WHAT IS ASKED:
Set down all of the data exactly as it appears.

EXTRACTED INFORMATION:
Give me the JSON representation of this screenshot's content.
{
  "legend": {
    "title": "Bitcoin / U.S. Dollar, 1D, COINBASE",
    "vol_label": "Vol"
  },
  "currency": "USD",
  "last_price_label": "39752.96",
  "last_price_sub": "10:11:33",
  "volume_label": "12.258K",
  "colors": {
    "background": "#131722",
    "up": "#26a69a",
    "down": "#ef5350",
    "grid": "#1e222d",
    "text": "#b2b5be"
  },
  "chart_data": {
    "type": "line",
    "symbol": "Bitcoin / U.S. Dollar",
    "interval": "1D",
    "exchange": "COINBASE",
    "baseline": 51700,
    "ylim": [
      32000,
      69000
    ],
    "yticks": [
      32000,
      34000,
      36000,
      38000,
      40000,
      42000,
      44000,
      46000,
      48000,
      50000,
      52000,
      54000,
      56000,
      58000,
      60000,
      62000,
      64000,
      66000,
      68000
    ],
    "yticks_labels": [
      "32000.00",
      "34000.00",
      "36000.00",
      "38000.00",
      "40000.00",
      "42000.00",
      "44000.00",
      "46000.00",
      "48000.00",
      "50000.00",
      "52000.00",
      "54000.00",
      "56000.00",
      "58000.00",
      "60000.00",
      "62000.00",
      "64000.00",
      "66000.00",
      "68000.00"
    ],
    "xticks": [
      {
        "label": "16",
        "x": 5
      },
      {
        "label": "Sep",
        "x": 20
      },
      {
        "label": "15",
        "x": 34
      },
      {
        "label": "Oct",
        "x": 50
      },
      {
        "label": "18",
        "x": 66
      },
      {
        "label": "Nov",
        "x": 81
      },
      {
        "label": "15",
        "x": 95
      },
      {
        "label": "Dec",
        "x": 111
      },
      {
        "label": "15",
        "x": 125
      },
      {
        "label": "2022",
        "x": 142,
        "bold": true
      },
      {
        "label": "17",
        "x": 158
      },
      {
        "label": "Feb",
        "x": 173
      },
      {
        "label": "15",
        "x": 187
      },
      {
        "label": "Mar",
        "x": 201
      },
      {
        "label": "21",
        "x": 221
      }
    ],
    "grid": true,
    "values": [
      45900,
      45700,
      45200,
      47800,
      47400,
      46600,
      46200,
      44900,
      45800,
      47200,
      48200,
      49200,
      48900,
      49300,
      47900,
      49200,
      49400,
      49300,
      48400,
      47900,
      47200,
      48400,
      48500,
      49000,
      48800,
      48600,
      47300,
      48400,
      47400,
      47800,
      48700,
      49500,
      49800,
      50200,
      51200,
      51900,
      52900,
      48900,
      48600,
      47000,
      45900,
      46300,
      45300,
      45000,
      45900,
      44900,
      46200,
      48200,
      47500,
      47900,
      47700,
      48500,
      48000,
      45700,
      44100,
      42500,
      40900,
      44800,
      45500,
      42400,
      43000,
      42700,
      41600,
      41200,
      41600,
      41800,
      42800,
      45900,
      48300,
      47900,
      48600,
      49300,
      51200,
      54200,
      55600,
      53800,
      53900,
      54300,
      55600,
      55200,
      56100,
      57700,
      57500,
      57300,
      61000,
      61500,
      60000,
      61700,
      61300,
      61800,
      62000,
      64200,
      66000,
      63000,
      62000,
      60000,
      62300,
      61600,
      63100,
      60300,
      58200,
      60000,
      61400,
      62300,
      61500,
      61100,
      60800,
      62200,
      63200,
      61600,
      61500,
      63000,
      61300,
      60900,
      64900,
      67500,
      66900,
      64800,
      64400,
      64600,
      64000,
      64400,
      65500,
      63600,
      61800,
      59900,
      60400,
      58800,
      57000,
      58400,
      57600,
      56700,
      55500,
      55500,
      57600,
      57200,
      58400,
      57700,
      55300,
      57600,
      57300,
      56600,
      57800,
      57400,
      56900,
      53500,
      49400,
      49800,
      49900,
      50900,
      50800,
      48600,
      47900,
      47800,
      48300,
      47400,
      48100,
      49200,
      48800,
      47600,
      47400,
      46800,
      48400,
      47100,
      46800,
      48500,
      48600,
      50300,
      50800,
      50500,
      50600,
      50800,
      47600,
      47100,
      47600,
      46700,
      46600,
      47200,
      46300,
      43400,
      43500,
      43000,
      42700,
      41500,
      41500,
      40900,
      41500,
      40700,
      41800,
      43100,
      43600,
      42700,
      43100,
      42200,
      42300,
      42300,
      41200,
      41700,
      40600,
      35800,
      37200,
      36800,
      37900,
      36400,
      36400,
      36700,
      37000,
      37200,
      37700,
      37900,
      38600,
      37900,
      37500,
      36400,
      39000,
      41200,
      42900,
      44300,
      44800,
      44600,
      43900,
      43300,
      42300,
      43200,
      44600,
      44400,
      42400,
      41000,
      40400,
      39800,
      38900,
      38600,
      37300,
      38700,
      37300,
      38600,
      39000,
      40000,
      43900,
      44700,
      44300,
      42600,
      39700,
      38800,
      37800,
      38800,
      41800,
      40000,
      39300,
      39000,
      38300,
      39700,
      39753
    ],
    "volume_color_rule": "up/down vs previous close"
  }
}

COMPLETED EXERCISE:
Give me the JSON representation of this screenshot's content.
{
  "legend": {
    "title": "Bitcoin / U.S. Dollar, 1D, COINBASE",
    "vol_label": "Vol"
  },
  "currency": "USD",
  "last_price_label": "39752.96",
  "last_price_sub": "10:11:33",
  "volume_label": "12.258K",
  "colors": {
    "background": "#131722",
    "up": "#26a69a",
    "down": "#ef5350",
    "grid": "#1e222d",
    "text": "#b2b5be"
  },
  "chart_data": {
    "type": "line",
    "symbol": "Bitcoin / U.S. Dollar",
    "interval": "1D",
    "exchange": "COINBASE",
    "baseline": 51700,
    "ylim": [
      32000,
      69000
    ],
    "yticks": [
      32000,
      34000,
      36000,
      38000,
      40000,
      42000,
      44000,
      46000,
      48000,
      50000,
      52000,
      54000,
      56000,
      58000,
      60000,
      62000,
      64000,
      66000,
      68000
    ],
    "yticks_labels": [
      "32000.00",
      "34000.00",
      "36000.00",
      "38000.00",
      "40000.00",
      "42000.00",
      "44000.00",
      "46000.00",
      "48000.00",
      "50000.00",
      "52000.00",
      "54000.00",
      "56000.00",
      "58000.00",
      "60000.00",
      "62000.00",
      "64000.00",
      "66000.00",
      "68000.00"
    ],
    "xticks": [
      {
        "label": "16",
        "x": 5
      },
      {
        "label": "Sep",
        "x": 20
      },
      {
        "label": "15",
        "x": 34
      },
      {
        "label": "Oct",
        "x": 50
      },
      {
        "label": "18",
        "x": 66
      },
      {
        "label": "Nov",
        "x": 81
      },
      {
        "label": "15",
        "x": 95
      },
      {
        "label": "Dec",
        "x": 111
      },
      {
        "label": "15",
        "x": 125
      },
      {
        "label": "2022",
        "x": 142,
        "bold": true
      },
      {
        "label": "17",
        "x": 158
      },
      {
        "label": "Feb",
        "x": 173
      },
      {
        "label": "15",
        "x": 187
      },
      {
        "label": "Mar",
        "x": 201
      },
      {
        "label": "21",
        "x": 221
      }
    ],
    "grid": true,
    "values": [
      45900,
      45700,
      45200,
      47800,
      47400,
      46600,
      46200,
      44900,
      45800,
      47200,
      48200,
      49200,
      48900,
      49300,
      47900,
      49200,
      49400,
      49300,
      48400,
      47900,
      47200,
      48400,
      48500,
      49000,
      48800,
      48600,
      47300,
      48400,
      47400,
      47800,
      48700,
      49500,
      49800,
      50200,
      51200,
      51900,
      52900,
      48900,
      48600,
      47000,
      45900,
      46300,
      45300,
      45000,
      45900,
      44900,
      46200,
      48200,
      47500,
      47900,
      47700,
      48500,
      48000,
      45700,
      44100,
      42500,
      40900,
      44800,
      45500,
      42400,
      43000,
      42700,
      41600,
      41200,
      41600,
      41800,
      42800,
      45900,
      48300,
      47900,
      48600,
      49300,
      51200,
      54200,
      55600,
      53800,
      53900,
      54300,
      55600,
      55200,
      56100,
      57700,
      57500,
      57300,
      61000,
      61500,
      60000,
      61700,
      61300,
      61800,
      62000,
      64200,
      66000,
      63000,
      62000,
      60000,
      62300,
      61600,
      63100,
      60300,
      58200,
      60000,
      61400,
      62300,
      61500,
      61100,
      60800,
      62200,
      63200,
      61600,
      61500,
      63000,
      61300,
      60900,
      64900,
      67500,
      66900,
      64800,
      64400,
      64600,
      64000,
      64400,
      65500,
      63600,
      61800,
      59900,
      60400,
      58800,
      57000,
      58400,
      57600,
      56700,
      55500,
      55500,
      57600,
      57200,
      58400,
      57700,
      55300,
      57600,
      57300,
      56600,
      57800,
      57400,
      56900,
      53500,
      49400,
      49800,
      49900,
      50900,
      50800,
      48600,
      47900,
      47800,
      48300,
      47400,
      48100,
      49200,
      48800,
      47600,
      47400,
      46800,
      48400,
      47100,
      46800,
      48500,
      48600,
      50300,
      50800,
      50500,
      50600,
      50800,
      47600,
      47100,
      47600,
      46700,
      46600,
      47200,
      46300,
      43400,
      43500,
      43000,
      42700,
      41500,
      41500,
      40900,
      41500,
      40700,
      41800,
      43100,
      43600,
      42700,
      43100,
      42200,
      42300,
      42300,
      41200,
      41700,
      40600,
      35800,
      37200,
      36800,
      37900,
      36400,
      36400,
      36700,
      37000,
      37200,
      37700,
      37900,
      38600,
      37900,
      37500,
      36400,
      39000,
      41200,
      42900,
      44300,
      44800,
      44600,
      43900,
      43300,
      42300,
      43200,
      44600,
      44400,
      42400,
      41000,
      40400,
      39800,
      38900,
      38600,
      37300,
      38700,
      37300,
      38600,
      39000,
      40000,
      43900,
      44700,
      44300,
      42600,
      39700,
      38800,
      37800,
      38800,
      41800,
      40000,
      39300,
      39000,
      38300,
      39700,
      39753
    ],
    "volume_color_rule": "up/down vs previous close"
  }
}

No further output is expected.